THE REQUEST> Repeat the material exactly, leaving nothing out.

****************************************

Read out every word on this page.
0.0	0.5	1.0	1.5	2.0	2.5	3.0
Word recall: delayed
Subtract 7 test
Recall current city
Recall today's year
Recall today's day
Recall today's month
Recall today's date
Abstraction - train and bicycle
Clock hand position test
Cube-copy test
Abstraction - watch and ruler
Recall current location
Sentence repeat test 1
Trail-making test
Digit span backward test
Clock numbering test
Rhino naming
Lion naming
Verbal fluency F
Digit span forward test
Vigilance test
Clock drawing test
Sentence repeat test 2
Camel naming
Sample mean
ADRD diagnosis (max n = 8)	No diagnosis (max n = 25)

****************************************

OUTPUT BELOW>
Read out every word on this page.
0.0	0.5	1.0	1.5	2.0	2.5	3.0
Word recall: delayed
Subtract 7 test
Recall current city
Recall today's year
Recall today's day
Recall today's month
Recall today's date
Abstraction - train and bicycle
Clock hand position test
Cube-copy test
Abstraction - watch and ruler
Recall current location
Sentence repeat test 1
Trail-making test
Digit span backward test
Clock numbering test
Rhino naming
Lion naming
Verbal fluency F
Digit span forward test
Vigilance test
Clock drawing test
Sentence repeat test 2
Camel naming
Sample mean
ADRD diagnosis (max n = 8)	No diagnosis (max n = 25)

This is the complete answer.